* BEGIN *

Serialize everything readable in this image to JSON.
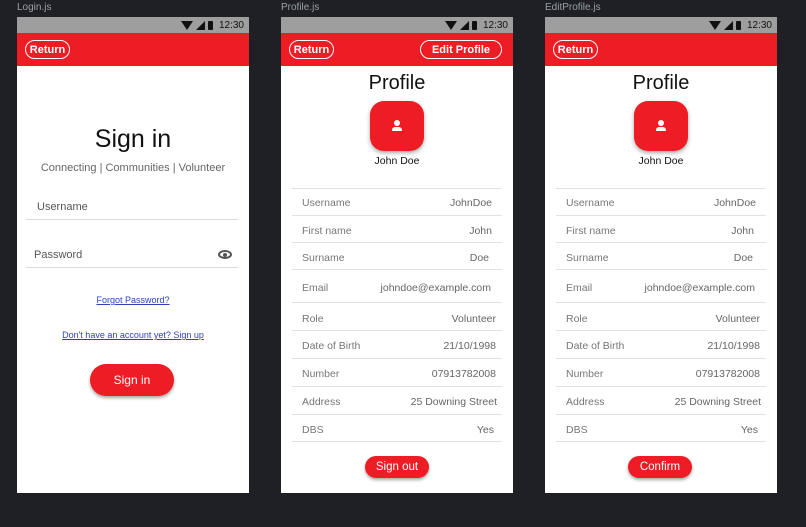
{
  "frames": [
    {
      "label": "Login.js"
    },
    {
      "label": "Profile.js"
    },
    {
      "label": "EditProfile.js"
    }
  ],
  "status_bar": {
    "time": "12:30"
  },
  "login": {
    "return_label": "Return",
    "title": "Sign in",
    "subtitle": "Connecting | Communities | Volunteer",
    "username_placeholder": "Username",
    "password_placeholder": "Password",
    "forgot_link": "Forgot Password?",
    "signup_link": "Don't have an account yet? Sign up",
    "signin_button": "Sign in"
  },
  "profile": {
    "return_label": "Return",
    "edit_label": "Edit Profile",
    "title": "Profile",
    "name": "John Doe",
    "fields": [
      {
        "label": "Username",
        "value": "JohnDoe"
      },
      {
        "label": "First name",
        "value": "John"
      },
      {
        "label": "Surname",
        "value": "Doe"
      },
      {
        "label": "Email",
        "value": "johndoe@example.com"
      },
      {
        "label": "Role",
        "value": "Volunteer"
      },
      {
        "label": "Date of Birth",
        "value": "21/10/1998"
      },
      {
        "label": "Number",
        "value": "07913782008"
      },
      {
        "label": "Address",
        "value": "25 Downing Street"
      },
      {
        "label": "DBS",
        "value": "Yes"
      }
    ],
    "signout_button": "Sign out"
  },
  "edit_profile": {
    "return_label": "Return",
    "title": "Profile",
    "name": "John Doe",
    "fields": [
      {
        "label": "Username",
        "value": "JohnDoe"
      },
      {
        "label": "First name",
        "value": "John"
      },
      {
        "label": "Surname",
        "value": "Doe"
      },
      {
        "label": "Email",
        "value": "johndoe@example.com"
      },
      {
        "label": "Role",
        "value": "Volunteer"
      },
      {
        "label": "Date of Birth",
        "value": "21/10/1998"
      },
      {
        "label": "Number",
        "value": "07913782008"
      },
      {
        "label": "Address",
        "value": "25 Downing Street"
      },
      {
        "label": "DBS",
        "value": "Yes"
      }
    ],
    "confirm_button": "Confirm"
  },
  "colors": {
    "accent": "#ee1c24",
    "background": "#1e2026",
    "status_bar": "#9e9e9e",
    "link": "#2a44b8"
  }
}
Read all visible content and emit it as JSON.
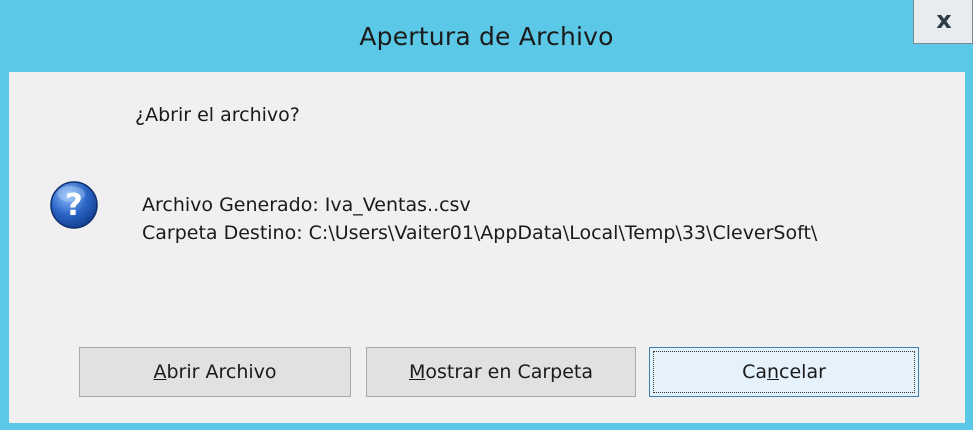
{
  "window": {
    "title": "Apertura de Archivo",
    "close_glyph": "x"
  },
  "content": {
    "question": "¿Abrir el archivo?",
    "icon": "question-icon",
    "generated_file_line": "Archivo Generado: Iva_Ventas..csv",
    "destination_folder_line": "Carpeta Destino: C:\\Users\\Vaiter01\\AppData\\Local\\Temp\\33\\CleverSoft\\"
  },
  "buttons": {
    "open_file": {
      "accel": "A",
      "rest": "brir Archivo"
    },
    "show_in_folder": {
      "accel": "M",
      "rest": "ostrar en Carpeta"
    },
    "cancel": {
      "before": "Ca",
      "accel": "n",
      "rest": "celar"
    }
  },
  "colors": {
    "titlebar": "#5bc8e8",
    "client": "#f0f0f0",
    "button": "#e1e1e1",
    "focused_button_border": "#3c7fb1",
    "icon": "#2a64c5"
  }
}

* END *

Exercise details —
Reproduce the records, all of them, word for word; omit the pictures.

Reply to the task —
Serialize everything readable in this image to JSON.
{
  "frames": [
    {
      "label": "Login.js"
    },
    {
      "label": "Profile.js"
    },
    {
      "label": "EditProfile.js"
    }
  ],
  "status_bar": {
    "time": "12:30"
  },
  "login": {
    "return_label": "Return",
    "title": "Sign in",
    "subtitle": "Connecting | Communities | Volunteer",
    "username_placeholder": "Username",
    "password_placeholder": "Password",
    "forgot_link": "Forgot Password?",
    "signup_link": "Don't have an account yet? Sign up",
    "signin_button": "Sign in"
  },
  "profile": {
    "return_label": "Return",
    "edit_label": "Edit Profile",
    "title": "Profile",
    "name": "John Doe",
    "fields": [
      {
        "label": "Username",
        "value": "JohnDoe"
      },
      {
        "label": "First name",
        "value": "John"
      },
      {
        "label": "Surname",
        "value": "Doe"
      },
      {
        "label": "Email",
        "value": "johndoe@example.com"
      },
      {
        "label": "Role",
        "value": "Volunteer"
      },
      {
        "label": "Date of Birth",
        "value": "21/10/1998"
      },
      {
        "label": "Number",
        "value": "07913782008"
      },
      {
        "label": "Address",
        "value": "25 Downing Street"
      },
      {
        "label": "DBS",
        "value": "Yes"
      }
    ],
    "signout_button": "Sign out"
  },
  "edit_profile": {
    "return_label": "Return",
    "title": "Profile",
    "name": "John Doe",
    "fields": [
      {
        "label": "Username",
        "value": "JohnDoe"
      },
      {
        "label": "First name",
        "value": "John"
      },
      {
        "label": "Surname",
        "value": "Doe"
      },
      {
        "label": "Email",
        "value": "johndoe@example.com"
      },
      {
        "label": "Role",
        "value": "Volunteer"
      },
      {
        "label": "Date of Birth",
        "value": "21/10/1998"
      },
      {
        "label": "Number",
        "value": "07913782008"
      },
      {
        "label": "Address",
        "value": "25 Downing Street"
      },
      {
        "label": "DBS",
        "value": "Yes"
      }
    ],
    "confirm_button": "Confirm"
  },
  "colors": {
    "accent": "#ee1c24",
    "background": "#1e2026",
    "status_bar": "#9e9e9e",
    "link": "#2a44b8"
  }
}
Read all visible content and emit it as JSON.
{
  "window": {
    "title": "Apertura de Archivo",
    "close_glyph": "x"
  },
  "content": {
    "question": "¿Abrir el archivo?",
    "icon": "question-icon",
    "generated_file_line": "Archivo Generado: Iva_Ventas..csv",
    "destination_folder_line": "Carpeta Destino: C:\\Users\\Vaiter01\\AppData\\Local\\Temp\\33\\CleverSoft\\"
  },
  "buttons": {
    "open_file": {
      "accel": "A",
      "rest": "brir Archivo"
    },
    "show_in_folder": {
      "accel": "M",
      "rest": "ostrar en Carpeta"
    },
    "cancel": {
      "before": "Ca",
      "accel": "n",
      "rest": "celar"
    }
  },
  "colors": {
    "titlebar": "#5bc8e8",
    "client": "#f0f0f0",
    "button": "#e1e1e1",
    "focused_button_border": "#3c7fb1",
    "icon": "#2a64c5"
  }
}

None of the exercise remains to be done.